> [Goal]
Quote the listing in full, exactly as given, minus any pictures.

> [Material to process]
----------
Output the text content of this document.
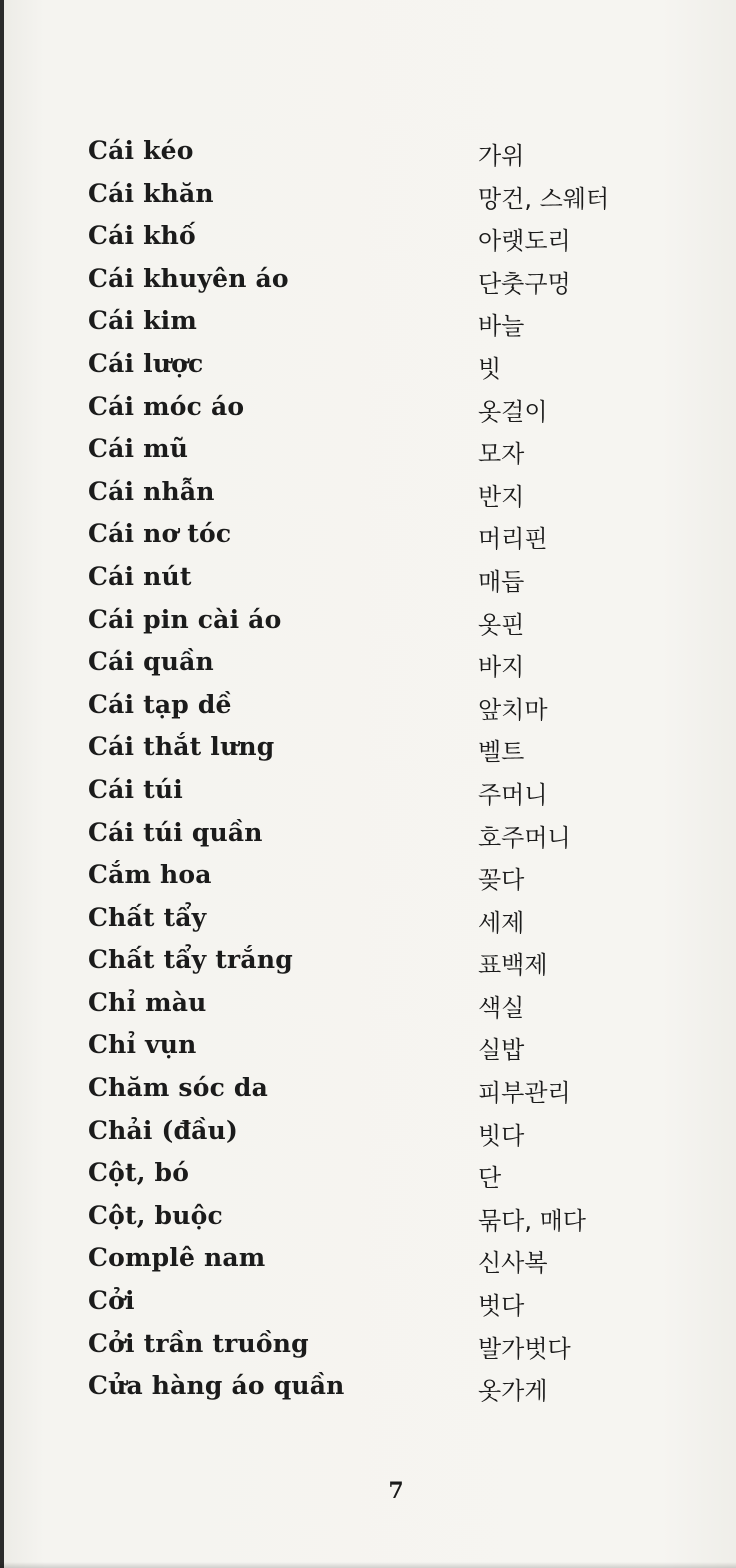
Cái kéo	가위
Cái khăn	망건, 스웨터
Cái khố	아랫도리
Cái khuyên áo	단춧구멍
Cái kim	바늘
Cái lược	빗
Cái móc áo	옷걸이
Cái mũ	모자
Cái nhẫn	반지
Cái nơ tóc	머리핀
Cái nút	매듭
Cái pin cài áo	옷핀
Cái quần	바지
Cái tạp dề	앞치마
Cái thắt lưng	벨트
Cái túi	주머니
Cái túi quần	호주머니
Cắm hoa	꽂다
Chất tẩy	세제
Chất tẩy trắng	표백제
Chỉ màu	색실
Chỉ vụn	실밥
Chăm sóc da	피부관리
Chải (đầu)	빗다
Cột, bó	단
Cột, buộc	묶다, 매다
Complê nam	신사복
Cởi	벗다
Cởi trần truồng	발가벗다
Cửa hàng áo quần	옷가게
7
----------
> [Finished task]
Output the text content of this document.
Cái kéo	가위
Cái khăn	망건, 스웨터
Cái khố	아랫도리
Cái khuyên áo	단춧구멍
Cái kim	바늘
Cái lược	빗
Cái móc áo	옷걸이
Cái mũ	모자
Cái nhẫn	반지
Cái nơ tóc	머리핀
Cái nút	매듭
Cái pin cài áo	옷핀
Cái quần	바지
Cái tạp dề	앞치마
Cái thắt lưng	벨트
Cái túi	주머니
Cái túi quần	호주머니
Cắm hoa	꽂다
Chất tẩy	세제
Chất tẩy trắng	표백제
Chỉ màu	색실
Chỉ vụn	실밥
Chăm sóc da	피부관리
Chải (đầu)	빗다
Cột, bó	단
Cột, buộc	묶다, 매다
Complê nam	신사복
Cởi	벗다
Cởi trần truồng	발가벗다
Cửa hàng áo quần	옷가게
7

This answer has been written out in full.